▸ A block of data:
★ ★ ★ ★ ★

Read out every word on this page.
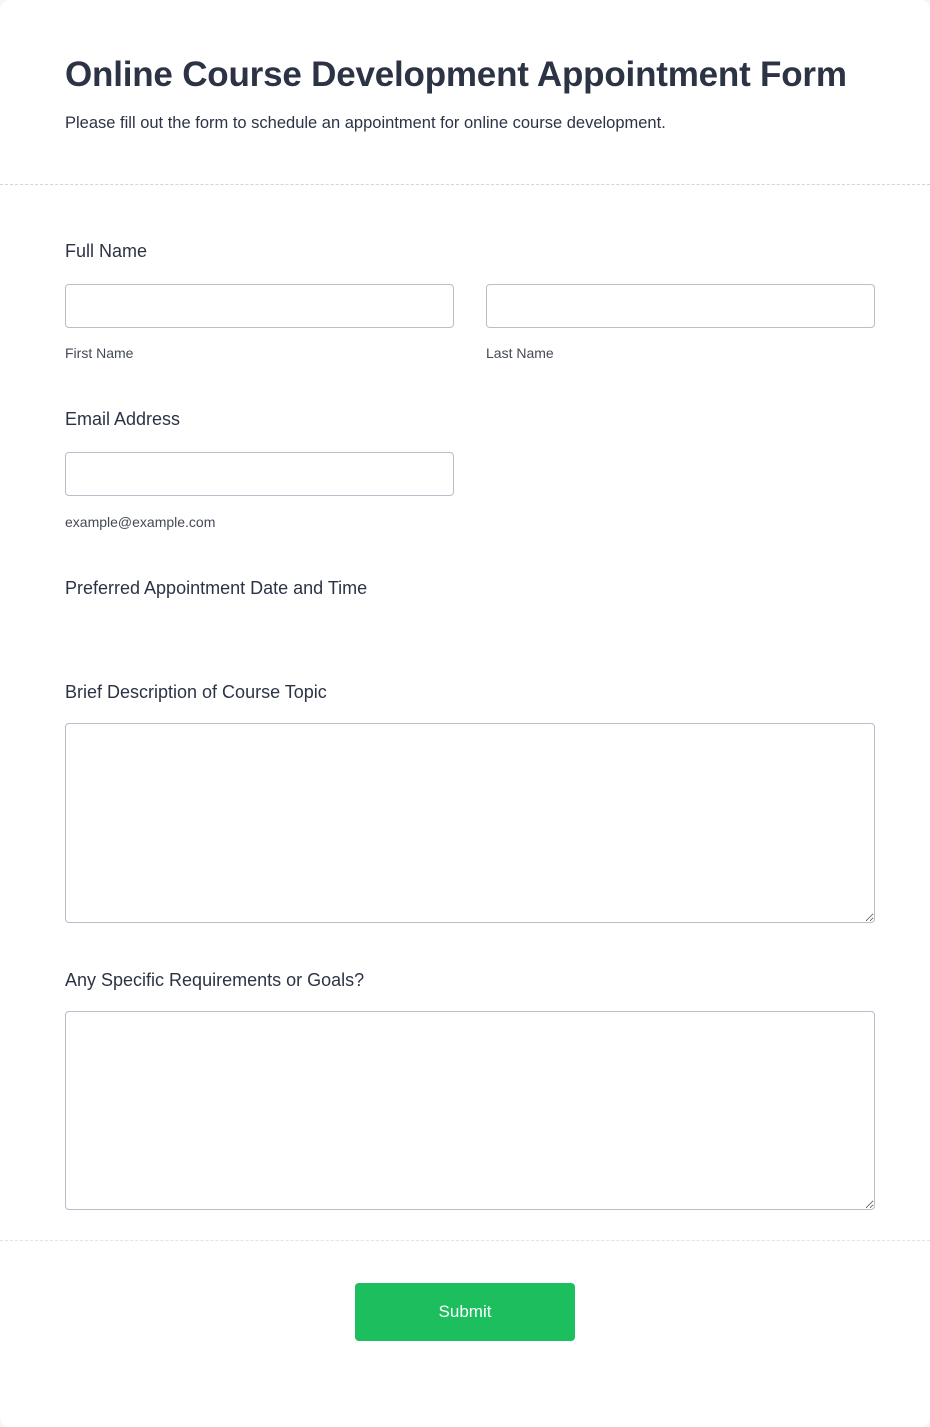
Online Course Development Appointment Form

Please fill out the form to schedule an appointment for online course development.

Full Name
First Name	Last Name
Email Address
example@example.com
Preferred Appointment Date and Time
Brief Description of Course Topic
Any Specific Requirements or Goals?
Submit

★ ★ ★ ★ ★

▸ What needs to be done: Copy the material shown above in full and exactly. Skip the pictures.

▸ Problem solution:
Read out every word on this page.
Online Course Development Appointment Form

Please fill out the form to schedule an appointment for online course development.

Full Name
First Name	Last Name
Email Address
example@example.com
Preferred Appointment Date and Time
Brief Description of Course Topic
Any Specific Requirements or Goals?
Submit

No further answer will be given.